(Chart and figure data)
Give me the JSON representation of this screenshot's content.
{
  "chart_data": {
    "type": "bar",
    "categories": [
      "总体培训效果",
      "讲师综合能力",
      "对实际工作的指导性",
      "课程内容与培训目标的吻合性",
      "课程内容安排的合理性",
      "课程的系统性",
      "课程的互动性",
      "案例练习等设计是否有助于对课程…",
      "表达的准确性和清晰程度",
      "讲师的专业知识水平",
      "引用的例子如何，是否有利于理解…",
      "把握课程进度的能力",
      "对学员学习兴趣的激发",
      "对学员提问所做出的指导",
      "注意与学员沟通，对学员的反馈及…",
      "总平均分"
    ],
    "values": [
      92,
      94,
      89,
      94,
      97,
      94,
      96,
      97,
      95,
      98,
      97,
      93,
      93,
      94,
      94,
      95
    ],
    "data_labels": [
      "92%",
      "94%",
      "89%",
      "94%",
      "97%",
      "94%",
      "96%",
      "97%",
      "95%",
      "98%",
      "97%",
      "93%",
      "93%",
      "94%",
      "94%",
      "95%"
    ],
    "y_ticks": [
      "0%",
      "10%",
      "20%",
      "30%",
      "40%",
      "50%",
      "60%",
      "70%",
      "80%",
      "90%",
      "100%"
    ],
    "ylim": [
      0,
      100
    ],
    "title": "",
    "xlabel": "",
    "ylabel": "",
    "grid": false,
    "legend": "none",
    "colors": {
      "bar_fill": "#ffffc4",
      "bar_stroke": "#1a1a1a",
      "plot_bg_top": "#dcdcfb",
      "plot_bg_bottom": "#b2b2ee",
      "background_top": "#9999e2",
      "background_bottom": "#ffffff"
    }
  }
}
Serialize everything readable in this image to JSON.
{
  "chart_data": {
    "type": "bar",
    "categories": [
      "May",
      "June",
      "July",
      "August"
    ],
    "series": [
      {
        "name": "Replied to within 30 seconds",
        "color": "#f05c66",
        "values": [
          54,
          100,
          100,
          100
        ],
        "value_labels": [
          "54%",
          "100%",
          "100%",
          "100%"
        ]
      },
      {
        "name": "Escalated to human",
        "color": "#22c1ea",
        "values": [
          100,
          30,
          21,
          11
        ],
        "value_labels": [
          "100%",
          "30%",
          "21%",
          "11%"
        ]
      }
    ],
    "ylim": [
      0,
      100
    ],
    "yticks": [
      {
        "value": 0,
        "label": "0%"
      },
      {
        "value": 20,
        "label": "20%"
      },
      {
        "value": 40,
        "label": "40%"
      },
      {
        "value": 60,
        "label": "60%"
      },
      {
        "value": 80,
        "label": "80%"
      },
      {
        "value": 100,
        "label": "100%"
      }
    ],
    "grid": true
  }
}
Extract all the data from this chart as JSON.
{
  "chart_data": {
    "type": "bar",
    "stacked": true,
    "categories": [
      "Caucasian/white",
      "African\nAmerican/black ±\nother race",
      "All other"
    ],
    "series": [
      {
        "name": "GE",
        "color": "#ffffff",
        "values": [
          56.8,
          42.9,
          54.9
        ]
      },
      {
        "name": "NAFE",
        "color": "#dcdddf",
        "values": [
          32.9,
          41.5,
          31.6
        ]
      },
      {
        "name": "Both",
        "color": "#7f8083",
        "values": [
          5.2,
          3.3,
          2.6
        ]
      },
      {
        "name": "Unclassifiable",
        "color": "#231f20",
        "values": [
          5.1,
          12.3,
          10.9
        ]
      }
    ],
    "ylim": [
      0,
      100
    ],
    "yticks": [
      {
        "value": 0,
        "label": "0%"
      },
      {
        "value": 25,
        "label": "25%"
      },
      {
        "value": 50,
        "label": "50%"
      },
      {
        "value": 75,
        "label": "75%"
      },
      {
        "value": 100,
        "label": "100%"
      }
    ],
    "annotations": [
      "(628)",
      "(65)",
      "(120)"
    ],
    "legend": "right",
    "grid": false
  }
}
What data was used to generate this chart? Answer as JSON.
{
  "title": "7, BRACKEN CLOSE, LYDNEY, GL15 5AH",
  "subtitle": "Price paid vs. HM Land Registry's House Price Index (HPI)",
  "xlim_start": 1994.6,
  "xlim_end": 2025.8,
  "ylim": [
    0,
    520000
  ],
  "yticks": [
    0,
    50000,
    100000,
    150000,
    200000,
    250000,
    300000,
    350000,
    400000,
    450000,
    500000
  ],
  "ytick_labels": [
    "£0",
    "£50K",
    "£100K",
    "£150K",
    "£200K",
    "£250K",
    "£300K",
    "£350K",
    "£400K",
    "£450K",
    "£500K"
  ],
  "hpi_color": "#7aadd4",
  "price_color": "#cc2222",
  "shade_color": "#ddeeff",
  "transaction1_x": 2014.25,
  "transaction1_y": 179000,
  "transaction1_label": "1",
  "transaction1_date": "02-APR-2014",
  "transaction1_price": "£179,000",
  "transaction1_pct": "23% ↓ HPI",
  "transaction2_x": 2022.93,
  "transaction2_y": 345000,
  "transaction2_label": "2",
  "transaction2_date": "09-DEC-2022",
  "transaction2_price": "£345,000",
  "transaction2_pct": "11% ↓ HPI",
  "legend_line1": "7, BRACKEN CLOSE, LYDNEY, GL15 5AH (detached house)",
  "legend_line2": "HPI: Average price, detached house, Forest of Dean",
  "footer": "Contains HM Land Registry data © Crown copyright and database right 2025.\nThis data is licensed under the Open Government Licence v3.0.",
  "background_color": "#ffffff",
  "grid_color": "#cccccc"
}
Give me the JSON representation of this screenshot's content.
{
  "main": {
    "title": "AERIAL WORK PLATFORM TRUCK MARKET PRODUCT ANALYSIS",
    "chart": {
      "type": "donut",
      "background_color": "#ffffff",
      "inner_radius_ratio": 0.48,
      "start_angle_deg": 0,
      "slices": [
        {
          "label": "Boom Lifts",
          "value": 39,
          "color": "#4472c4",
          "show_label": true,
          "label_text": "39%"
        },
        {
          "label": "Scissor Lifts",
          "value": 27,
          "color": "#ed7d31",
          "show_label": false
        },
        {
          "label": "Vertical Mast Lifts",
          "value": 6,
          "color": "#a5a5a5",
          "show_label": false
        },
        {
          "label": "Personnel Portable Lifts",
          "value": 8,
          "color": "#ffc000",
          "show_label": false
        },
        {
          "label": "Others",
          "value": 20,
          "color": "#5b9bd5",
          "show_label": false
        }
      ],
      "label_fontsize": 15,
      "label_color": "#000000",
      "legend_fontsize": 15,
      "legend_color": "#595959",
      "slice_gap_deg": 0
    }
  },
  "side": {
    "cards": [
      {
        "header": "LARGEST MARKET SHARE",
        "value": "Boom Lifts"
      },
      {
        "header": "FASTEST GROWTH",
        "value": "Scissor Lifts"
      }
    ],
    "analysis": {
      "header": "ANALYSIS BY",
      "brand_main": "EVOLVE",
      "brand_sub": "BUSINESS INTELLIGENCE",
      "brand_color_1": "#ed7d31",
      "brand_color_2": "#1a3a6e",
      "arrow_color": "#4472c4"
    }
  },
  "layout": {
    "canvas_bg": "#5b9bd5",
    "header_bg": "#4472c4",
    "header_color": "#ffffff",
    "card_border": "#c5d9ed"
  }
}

### PROBLEM
Reproduce the data in its entirety, matching each character.

### PROBLEM SOLUTION
Give me the JSON representation of this screenshot's content.
{
  "chart_data": {
    "type": "bar",
    "categories": [
      "总体培训效果",
      "讲师综合能力",
      "对实际工作的指导性",
      "课程内容与培训目标的吻合性",
      "课程内容安排的合理性",
      "课程的系统性",
      "课程的互动性",
      "案例练习等设计是否有助于对课程…",
      "表达的准确性和清晰程度",
      "讲师的专业知识水平",
      "引用的例子如何，是否有利于理解…",
      "把握课程进度的能力",
      "对学员学习兴趣的激发",
      "对学员提问所做出的指导",
      "注意与学员沟通，对学员的反馈及…",
      "总平均分"
    ],
    "values": [
      92,
      94,
      89,
      94,
      97,
      94,
      96,
      97,
      95,
      98,
      97,
      93,
      93,
      94,
      94,
      95
    ],
    "data_labels": [
      "92%",
      "94%",
      "89%",
      "94%",
      "97%",
      "94%",
      "96%",
      "97%",
      "95%",
      "98%",
      "97%",
      "93%",
      "93%",
      "94%",
      "94%",
      "95%"
    ],
    "y_ticks": [
      "0%",
      "10%",
      "20%",
      "30%",
      "40%",
      "50%",
      "60%",
      "70%",
      "80%",
      "90%",
      "100%"
    ],
    "ylim": [
      0,
      100
    ],
    "title": "",
    "xlabel": "",
    "ylabel": "",
    "grid": false,
    "legend": "none",
    "colors": {
      "bar_fill": "#ffffc4",
      "bar_stroke": "#1a1a1a",
      "plot_bg_top": "#dcdcfb",
      "plot_bg_bottom": "#b2b2ee",
      "background_top": "#9999e2",
      "background_bottom": "#ffffff"
    }
  }
}
Serialize everything readable in this image to JSON.
{
  "chart_data": {
    "type": "bar",
    "categories": [
      "May",
      "June",
      "July",
      "August"
    ],
    "series": [
      {
        "name": "Replied to within 30 seconds",
        "color": "#f05c66",
        "values": [
          54,
          100,
          100,
          100
        ],
        "value_labels": [
          "54%",
          "100%",
          "100%",
          "100%"
        ]
      },
      {
        "name": "Escalated to human",
        "color": "#22c1ea",
        "values": [
          100,
          30,
          21,
          11
        ],
        "value_labels": [
          "100%",
          "30%",
          "21%",
          "11%"
        ]
      }
    ],
    "ylim": [
      0,
      100
    ],
    "yticks": [
      {
        "value": 0,
        "label": "0%"
      },
      {
        "value": 20,
        "label": "20%"
      },
      {
        "value": 40,
        "label": "40%"
      },
      {
        "value": 60,
        "label": "60%"
      },
      {
        "value": 80,
        "label": "80%"
      },
      {
        "value": 100,
        "label": "100%"
      }
    ],
    "grid": true
  }
}
Extract all the data from this chart as JSON.
{
  "chart_data": {
    "type": "bar",
    "stacked": true,
    "categories": [
      "Caucasian/white",
      "African\nAmerican/black ±\nother race",
      "All other"
    ],
    "series": [
      {
        "name": "GE",
        "color": "#ffffff",
        "values": [
          56.8,
          42.9,
          54.9
        ]
      },
      {
        "name": "NAFE",
        "color": "#dcdddf",
        "values": [
          32.9,
          41.5,
          31.6
        ]
      },
      {
        "name": "Both",
        "color": "#7f8083",
        "values": [
          5.2,
          3.3,
          2.6
        ]
      },
      {
        "name": "Unclassifiable",
        "color": "#231f20",
        "values": [
          5.1,
          12.3,
          10.9
        ]
      }
    ],
    "ylim": [
      0,
      100
    ],
    "yticks": [
      {
        "value": 0,
        "label": "0%"
      },
      {
        "value": 25,
        "label": "25%"
      },
      {
        "value": 50,
        "label": "50%"
      },
      {
        "value": 75,
        "label": "75%"
      },
      {
        "value": 100,
        "label": "100%"
      }
    ],
    "annotations": [
      "(628)",
      "(65)",
      "(120)"
    ],
    "legend": "right",
    "grid": false
  }
}
What data was used to generate this chart? Answer as JSON.
{
  "title": "7, BRACKEN CLOSE, LYDNEY, GL15 5AH",
  "subtitle": "Price paid vs. HM Land Registry's House Price Index (HPI)",
  "xlim_start": 1994.6,
  "xlim_end": 2025.8,
  "ylim": [
    0,
    520000
  ],
  "yticks": [
    0,
    50000,
    100000,
    150000,
    200000,
    250000,
    300000,
    350000,
    400000,
    450000,
    500000
  ],
  "ytick_labels": [
    "£0",
    "£50K",
    "£100K",
    "£150K",
    "£200K",
    "£250K",
    "£300K",
    "£350K",
    "£400K",
    "£450K",
    "£500K"
  ],
  "hpi_color": "#7aadd4",
  "price_color": "#cc2222",
  "shade_color": "#ddeeff",
  "transaction1_x": 2014.25,
  "transaction1_y": 179000,
  "transaction1_label": "1",
  "transaction1_date": "02-APR-2014",
  "transaction1_price": "£179,000",
  "transaction1_pct": "23% ↓ HPI",
  "transaction2_x": 2022.93,
  "transaction2_y": 345000,
  "transaction2_label": "2",
  "transaction2_date": "09-DEC-2022",
  "transaction2_price": "£345,000",
  "transaction2_pct": "11% ↓ HPI",
  "legend_line1": "7, BRACKEN CLOSE, LYDNEY, GL15 5AH (detached house)",
  "legend_line2": "HPI: Average price, detached house, Forest of Dean",
  "footer": "Contains HM Land Registry data © Crown copyright and database right 2025.\nThis data is licensed under the Open Government Licence v3.0.",
  "background_color": "#ffffff",
  "grid_color": "#cccccc"
}
Give me the JSON representation of this screenshot's content.
{
  "main": {
    "title": "AERIAL WORK PLATFORM TRUCK MARKET PRODUCT ANALYSIS",
    "chart": {
      "type": "donut",
      "background_color": "#ffffff",
      "inner_radius_ratio": 0.48,
      "start_angle_deg": 0,
      "slices": [
        {
          "label": "Boom Lifts",
          "value": 39,
          "color": "#4472c4",
          "show_label": true,
          "label_text": "39%"
        },
        {
          "label": "Scissor Lifts",
          "value": 27,
          "color": "#ed7d31",
          "show_label": false
        },
        {
          "label": "Vertical Mast Lifts",
          "value": 6,
          "color": "#a5a5a5",
          "show_label": false
        },
        {
          "label": "Personnel Portable Lifts",
          "value": 8,
          "color": "#ffc000",
          "show_label": false
        },
        {
          "label": "Others",
          "value": 20,
          "color": "#5b9bd5",
          "show_label": false
        }
      ],
      "label_fontsize": 15,
      "label_color": "#000000",
      "legend_fontsize": 15,
      "legend_color": "#595959",
      "slice_gap_deg": 0
    }
  },
  "side": {
    "cards": [
      {
        "header": "LARGEST MARKET SHARE",
        "value": "Boom Lifts"
      },
      {
        "header": "FASTEST GROWTH",
        "value": "Scissor Lifts"
      }
    ],
    "analysis": {
      "header": "ANALYSIS BY",
      "brand_main": "EVOLVE",
      "brand_sub": "BUSINESS INTELLIGENCE",
      "brand_color_1": "#ed7d31",
      "brand_color_2": "#1a3a6e",
      "arrow_color": "#4472c4"
    }
  },
  "layout": {
    "canvas_bg": "#5b9bd5",
    "header_bg": "#4472c4",
    "header_color": "#ffffff",
    "card_border": "#c5d9ed"
  }
}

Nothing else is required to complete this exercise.